All of the material should be reproduced exactly, with pictures left out.

□ □ □ □ □ □ □

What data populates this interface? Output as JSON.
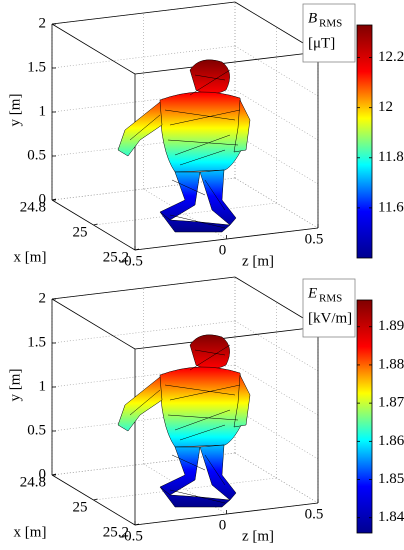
{
  "chart_data": [
    {
      "type": "surface3d",
      "colorbar_label": {
        "symbol": "B",
        "subscript": "RMS",
        "unit": "[μT]"
      },
      "xlabel": "x [m]",
      "ylabel": "y [m]",
      "zlabel": "z [m]",
      "xlim": [
        24.8,
        25.2
      ],
      "ylim": [
        0,
        2
      ],
      "zlim": [
        -0.5,
        0.5
      ],
      "xticks": [
        24.8,
        25,
        25.2
      ],
      "yticks": [
        0,
        0.5,
        1,
        1.5,
        2
      ],
      "zticks": [
        -0.5,
        0,
        0.5
      ],
      "clim": [
        11.4,
        12.33
      ],
      "cticks": [
        11.6,
        11.8,
        12,
        12.2
      ],
      "colormap": "jet",
      "grid": true
    },
    {
      "type": "surface3d",
      "colorbar_label": {
        "symbol": "E",
        "subscript": "RMS",
        "unit": "[kV/m]"
      },
      "xlabel": "x [m]",
      "ylabel": "y [m]",
      "zlabel": "z [m]",
      "xlim": [
        24.8,
        25.2
      ],
      "ylim": [
        0,
        2
      ],
      "zlim": [
        -0.5,
        0.5
      ],
      "xticks": [
        24.8,
        25,
        25.2
      ],
      "yticks": [
        0,
        0.5,
        1,
        1.5,
        2
      ],
      "zticks": [
        -0.5,
        0,
        0.5
      ],
      "clim": [
        1.836,
        1.897
      ],
      "cticks": [
        1.84,
        1.85,
        1.86,
        1.87,
        1.88,
        1.89
      ],
      "colormap": "jet",
      "grid": true
    }
  ]
}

□ □ □ □ □ □ □

# [Task output]
What data populates this interface? Output as JSON.
{
  "chart_data": [
    {
      "type": "surface3d",
      "colorbar_label": {
        "symbol": "B",
        "subscript": "RMS",
        "unit": "[μT]"
      },
      "xlabel": "x [m]",
      "ylabel": "y [m]",
      "zlabel": "z [m]",
      "xlim": [
        24.8,
        25.2
      ],
      "ylim": [
        0,
        2
      ],
      "zlim": [
        -0.5,
        0.5
      ],
      "xticks": [
        24.8,
        25,
        25.2
      ],
      "yticks": [
        0,
        0.5,
        1,
        1.5,
        2
      ],
      "zticks": [
        -0.5,
        0,
        0.5
      ],
      "clim": [
        11.4,
        12.33
      ],
      "cticks": [
        11.6,
        11.8,
        12,
        12.2
      ],
      "colormap": "jet",
      "grid": true
    },
    {
      "type": "surface3d",
      "colorbar_label": {
        "symbol": "E",
        "subscript": "RMS",
        "unit": "[kV/m]"
      },
      "xlabel": "x [m]",
      "ylabel": "y [m]",
      "zlabel": "z [m]",
      "xlim": [
        24.8,
        25.2
      ],
      "ylim": [
        0,
        2
      ],
      "zlim": [
        -0.5,
        0.5
      ],
      "xticks": [
        24.8,
        25,
        25.2
      ],
      "yticks": [
        0,
        0.5,
        1,
        1.5,
        2
      ],
      "zticks": [
        -0.5,
        0,
        0.5
      ],
      "clim": [
        1.836,
        1.897
      ],
      "cticks": [
        1.84,
        1.85,
        1.86,
        1.87,
        1.88,
        1.89
      ],
      "colormap": "jet",
      "grid": true
    }
  ]
}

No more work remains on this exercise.